• _INPUT_:
.....

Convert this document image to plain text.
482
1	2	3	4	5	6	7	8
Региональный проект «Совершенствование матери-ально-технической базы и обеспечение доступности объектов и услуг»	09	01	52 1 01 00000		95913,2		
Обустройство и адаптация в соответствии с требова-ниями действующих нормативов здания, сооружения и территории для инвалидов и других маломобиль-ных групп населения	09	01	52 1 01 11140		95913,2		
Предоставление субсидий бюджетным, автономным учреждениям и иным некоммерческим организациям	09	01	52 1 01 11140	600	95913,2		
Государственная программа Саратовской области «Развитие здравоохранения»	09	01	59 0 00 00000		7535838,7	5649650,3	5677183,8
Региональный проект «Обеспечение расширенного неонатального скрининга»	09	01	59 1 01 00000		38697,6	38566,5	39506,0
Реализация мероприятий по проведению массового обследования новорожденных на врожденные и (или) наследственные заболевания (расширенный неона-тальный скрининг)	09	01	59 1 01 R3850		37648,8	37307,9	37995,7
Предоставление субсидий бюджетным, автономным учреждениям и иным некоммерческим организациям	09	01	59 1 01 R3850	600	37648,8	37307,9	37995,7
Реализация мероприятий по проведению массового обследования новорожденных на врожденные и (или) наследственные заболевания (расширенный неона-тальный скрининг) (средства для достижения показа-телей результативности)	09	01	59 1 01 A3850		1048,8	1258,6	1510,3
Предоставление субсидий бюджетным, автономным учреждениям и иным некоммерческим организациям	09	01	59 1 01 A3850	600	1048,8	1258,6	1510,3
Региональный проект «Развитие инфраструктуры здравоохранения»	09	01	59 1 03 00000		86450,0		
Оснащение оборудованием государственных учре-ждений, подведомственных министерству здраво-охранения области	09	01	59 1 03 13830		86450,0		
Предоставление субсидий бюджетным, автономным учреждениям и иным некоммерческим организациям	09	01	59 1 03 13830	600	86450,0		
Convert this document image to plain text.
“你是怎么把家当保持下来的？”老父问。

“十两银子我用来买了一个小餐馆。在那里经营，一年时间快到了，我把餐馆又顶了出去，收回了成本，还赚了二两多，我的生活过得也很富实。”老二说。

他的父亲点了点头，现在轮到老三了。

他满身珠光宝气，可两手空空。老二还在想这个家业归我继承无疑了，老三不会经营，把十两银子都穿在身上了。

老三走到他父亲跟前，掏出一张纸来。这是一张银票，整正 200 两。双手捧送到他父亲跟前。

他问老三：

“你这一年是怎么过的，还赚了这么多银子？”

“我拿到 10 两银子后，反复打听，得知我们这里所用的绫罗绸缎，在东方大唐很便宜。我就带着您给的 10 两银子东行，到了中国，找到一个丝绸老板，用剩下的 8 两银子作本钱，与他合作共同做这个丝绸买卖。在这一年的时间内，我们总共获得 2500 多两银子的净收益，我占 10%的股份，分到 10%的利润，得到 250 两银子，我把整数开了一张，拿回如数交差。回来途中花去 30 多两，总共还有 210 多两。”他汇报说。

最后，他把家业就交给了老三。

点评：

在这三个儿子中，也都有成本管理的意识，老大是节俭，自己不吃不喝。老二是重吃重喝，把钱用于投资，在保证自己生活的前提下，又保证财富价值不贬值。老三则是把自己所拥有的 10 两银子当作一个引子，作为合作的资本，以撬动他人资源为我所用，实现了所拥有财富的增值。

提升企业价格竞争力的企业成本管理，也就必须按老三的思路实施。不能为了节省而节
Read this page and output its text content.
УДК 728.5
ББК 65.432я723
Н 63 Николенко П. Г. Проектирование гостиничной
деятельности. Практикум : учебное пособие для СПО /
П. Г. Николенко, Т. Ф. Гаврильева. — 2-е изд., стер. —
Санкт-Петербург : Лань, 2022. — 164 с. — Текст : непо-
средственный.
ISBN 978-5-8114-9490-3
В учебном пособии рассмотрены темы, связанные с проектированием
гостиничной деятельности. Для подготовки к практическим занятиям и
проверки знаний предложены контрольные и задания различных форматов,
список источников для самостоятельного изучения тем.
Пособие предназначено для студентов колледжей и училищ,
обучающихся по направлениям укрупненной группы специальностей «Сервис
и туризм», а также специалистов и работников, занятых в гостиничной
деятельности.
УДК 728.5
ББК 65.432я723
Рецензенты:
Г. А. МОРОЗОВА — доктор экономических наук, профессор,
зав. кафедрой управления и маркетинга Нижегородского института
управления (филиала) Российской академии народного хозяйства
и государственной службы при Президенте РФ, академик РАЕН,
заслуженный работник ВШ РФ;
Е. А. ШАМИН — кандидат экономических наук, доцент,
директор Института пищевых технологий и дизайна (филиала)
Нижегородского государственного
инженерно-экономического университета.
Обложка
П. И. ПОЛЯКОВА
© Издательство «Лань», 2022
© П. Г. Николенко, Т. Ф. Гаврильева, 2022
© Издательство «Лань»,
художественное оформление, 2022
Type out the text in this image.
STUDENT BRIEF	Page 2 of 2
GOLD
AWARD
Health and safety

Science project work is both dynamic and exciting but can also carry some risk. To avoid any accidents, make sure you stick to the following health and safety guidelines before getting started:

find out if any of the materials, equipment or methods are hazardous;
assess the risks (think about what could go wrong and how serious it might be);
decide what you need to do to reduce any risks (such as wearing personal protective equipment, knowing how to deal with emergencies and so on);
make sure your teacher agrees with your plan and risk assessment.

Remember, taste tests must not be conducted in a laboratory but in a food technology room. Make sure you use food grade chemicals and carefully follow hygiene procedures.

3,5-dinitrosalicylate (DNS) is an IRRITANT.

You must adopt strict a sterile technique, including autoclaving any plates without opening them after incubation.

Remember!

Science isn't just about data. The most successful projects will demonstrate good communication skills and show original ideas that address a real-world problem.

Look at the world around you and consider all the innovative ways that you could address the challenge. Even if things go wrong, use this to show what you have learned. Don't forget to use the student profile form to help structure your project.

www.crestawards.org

.....

• _WHAT YOU HAVE TO DO_:
Repeat exactly the lines from the line containing "Type out the text in this image." through the last line of the records above, including both, and nothing else.

• _RESULT OF THE TASK_:
Type out the text in this image.
STUDENT BRIEF	Page 2 of 2
GOLD
AWARD
Health and safety

Science project work is both dynamic and exciting but can also carry some risk. To avoid any accidents, make sure you stick to the following health and safety guidelines before getting started:

find out if any of the materials, equipment or methods are hazardous;
assess the risks (think about what could go wrong and how serious it might be);
decide what you need to do to reduce any risks (such as wearing personal protective equipment, knowing how to deal with emergencies and so on);
make sure your teacher agrees with your plan and risk assessment.

Remember, taste tests must not be conducted in a laboratory but in a food technology room. Make sure you use food grade chemicals and carefully follow hygiene procedures.

3,5-dinitrosalicylate (DNS) is an IRRITANT.

You must adopt strict a sterile technique, including autoclaving any plates without opening them after incubation.

Remember!

Science isn't just about data. The most successful projects will demonstrate good communication skills and show original ideas that address a real-world problem.

Look at the world around you and consider all the innovative ways that you could address the challenge. Even if things go wrong, use this to show what you have learned. Don't forget to use the student profile form to help structure your project.

www.crestawards.org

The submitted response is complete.